Can the data below be echoed back word for word?

== Records to use ==

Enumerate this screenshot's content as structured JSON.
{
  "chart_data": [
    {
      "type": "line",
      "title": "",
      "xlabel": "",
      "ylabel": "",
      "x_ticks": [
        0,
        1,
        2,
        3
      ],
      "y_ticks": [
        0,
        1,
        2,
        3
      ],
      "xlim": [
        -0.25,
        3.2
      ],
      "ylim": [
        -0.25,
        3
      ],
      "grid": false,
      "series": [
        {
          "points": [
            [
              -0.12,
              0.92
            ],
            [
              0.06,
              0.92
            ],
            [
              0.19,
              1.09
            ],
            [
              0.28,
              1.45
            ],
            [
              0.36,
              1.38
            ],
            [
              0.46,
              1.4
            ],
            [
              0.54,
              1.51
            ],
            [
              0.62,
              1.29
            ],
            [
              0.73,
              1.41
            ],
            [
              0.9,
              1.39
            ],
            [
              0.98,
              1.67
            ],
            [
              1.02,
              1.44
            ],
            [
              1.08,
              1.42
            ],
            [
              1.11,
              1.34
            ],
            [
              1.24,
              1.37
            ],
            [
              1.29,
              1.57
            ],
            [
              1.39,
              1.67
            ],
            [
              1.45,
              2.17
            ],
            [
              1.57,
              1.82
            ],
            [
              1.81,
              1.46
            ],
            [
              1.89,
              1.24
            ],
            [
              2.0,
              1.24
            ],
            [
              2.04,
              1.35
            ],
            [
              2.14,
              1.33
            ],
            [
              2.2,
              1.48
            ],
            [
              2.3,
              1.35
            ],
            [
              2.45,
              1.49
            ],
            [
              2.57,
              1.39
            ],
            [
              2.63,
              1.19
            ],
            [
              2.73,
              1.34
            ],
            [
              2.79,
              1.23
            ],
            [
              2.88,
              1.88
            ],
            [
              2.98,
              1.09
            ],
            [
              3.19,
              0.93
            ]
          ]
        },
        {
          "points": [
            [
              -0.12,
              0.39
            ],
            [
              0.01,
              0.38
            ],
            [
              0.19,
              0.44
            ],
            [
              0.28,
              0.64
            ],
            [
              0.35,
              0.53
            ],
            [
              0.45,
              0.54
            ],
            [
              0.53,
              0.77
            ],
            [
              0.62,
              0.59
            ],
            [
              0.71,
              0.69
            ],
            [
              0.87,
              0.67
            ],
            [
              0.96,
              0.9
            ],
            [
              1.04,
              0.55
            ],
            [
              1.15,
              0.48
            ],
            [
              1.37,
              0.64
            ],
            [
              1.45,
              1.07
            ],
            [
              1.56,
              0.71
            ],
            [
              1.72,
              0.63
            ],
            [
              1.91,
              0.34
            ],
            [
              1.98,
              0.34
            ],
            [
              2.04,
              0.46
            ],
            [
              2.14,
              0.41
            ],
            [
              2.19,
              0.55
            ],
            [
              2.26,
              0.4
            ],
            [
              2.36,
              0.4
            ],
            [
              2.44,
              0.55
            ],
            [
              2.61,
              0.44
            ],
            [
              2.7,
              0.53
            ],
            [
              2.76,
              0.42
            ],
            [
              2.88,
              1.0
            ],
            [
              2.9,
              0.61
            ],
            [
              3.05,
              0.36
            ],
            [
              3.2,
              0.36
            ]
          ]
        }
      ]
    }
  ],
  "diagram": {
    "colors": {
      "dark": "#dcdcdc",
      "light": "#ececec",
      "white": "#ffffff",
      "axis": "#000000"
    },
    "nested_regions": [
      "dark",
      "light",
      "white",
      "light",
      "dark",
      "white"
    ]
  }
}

===

▶ The solution:
Enumerate this screenshot's content as structured JSON.
{
  "chart_data": [
    {
      "type": "line",
      "title": "",
      "xlabel": "",
      "ylabel": "",
      "x_ticks": [
        0,
        1,
        2,
        3
      ],
      "y_ticks": [
        0,
        1,
        2,
        3
      ],
      "xlim": [
        -0.25,
        3.2
      ],
      "ylim": [
        -0.25,
        3
      ],
      "grid": false,
      "series": [
        {
          "points": [
            [
              -0.12,
              0.92
            ],
            [
              0.06,
              0.92
            ],
            [
              0.19,
              1.09
            ],
            [
              0.28,
              1.45
            ],
            [
              0.36,
              1.38
            ],
            [
              0.46,
              1.4
            ],
            [
              0.54,
              1.51
            ],
            [
              0.62,
              1.29
            ],
            [
              0.73,
              1.41
            ],
            [
              0.9,
              1.39
            ],
            [
              0.98,
              1.67
            ],
            [
              1.02,
              1.44
            ],
            [
              1.08,
              1.42
            ],
            [
              1.11,
              1.34
            ],
            [
              1.24,
              1.37
            ],
            [
              1.29,
              1.57
            ],
            [
              1.39,
              1.67
            ],
            [
              1.45,
              2.17
            ],
            [
              1.57,
              1.82
            ],
            [
              1.81,
              1.46
            ],
            [
              1.89,
              1.24
            ],
            [
              2.0,
              1.24
            ],
            [
              2.04,
              1.35
            ],
            [
              2.14,
              1.33
            ],
            [
              2.2,
              1.48
            ],
            [
              2.3,
              1.35
            ],
            [
              2.45,
              1.49
            ],
            [
              2.57,
              1.39
            ],
            [
              2.63,
              1.19
            ],
            [
              2.73,
              1.34
            ],
            [
              2.79,
              1.23
            ],
            [
              2.88,
              1.88
            ],
            [
              2.98,
              1.09
            ],
            [
              3.19,
              0.93
            ]
          ]
        },
        {
          "points": [
            [
              -0.12,
              0.39
            ],
            [
              0.01,
              0.38
            ],
            [
              0.19,
              0.44
            ],
            [
              0.28,
              0.64
            ],
            [
              0.35,
              0.53
            ],
            [
              0.45,
              0.54
            ],
            [
              0.53,
              0.77
            ],
            [
              0.62,
              0.59
            ],
            [
              0.71,
              0.69
            ],
            [
              0.87,
              0.67
            ],
            [
              0.96,
              0.9
            ],
            [
              1.04,
              0.55
            ],
            [
              1.15,
              0.48
            ],
            [
              1.37,
              0.64
            ],
            [
              1.45,
              1.07
            ],
            [
              1.56,
              0.71
            ],
            [
              1.72,
              0.63
            ],
            [
              1.91,
              0.34
            ],
            [
              1.98,
              0.34
            ],
            [
              2.04,
              0.46
            ],
            [
              2.14,
              0.41
            ],
            [
              2.19,
              0.55
            ],
            [
              2.26,
              0.4
            ],
            [
              2.36,
              0.4
            ],
            [
              2.44,
              0.55
            ],
            [
              2.61,
              0.44
            ],
            [
              2.7,
              0.53
            ],
            [
              2.76,
              0.42
            ],
            [
              2.88,
              1.0
            ],
            [
              2.9,
              0.61
            ],
            [
              3.05,
              0.36
            ],
            [
              3.2,
              0.36
            ]
          ]
        }
      ]
    }
  ],
  "diagram": {
    "colors": {
      "dark": "#dcdcdc",
      "light": "#ececec",
      "white": "#ffffff",
      "axis": "#000000"
    },
    "nested_regions": [
      "dark",
      "light",
      "white",
      "light",
      "dark",
      "white"
    ]
  }
}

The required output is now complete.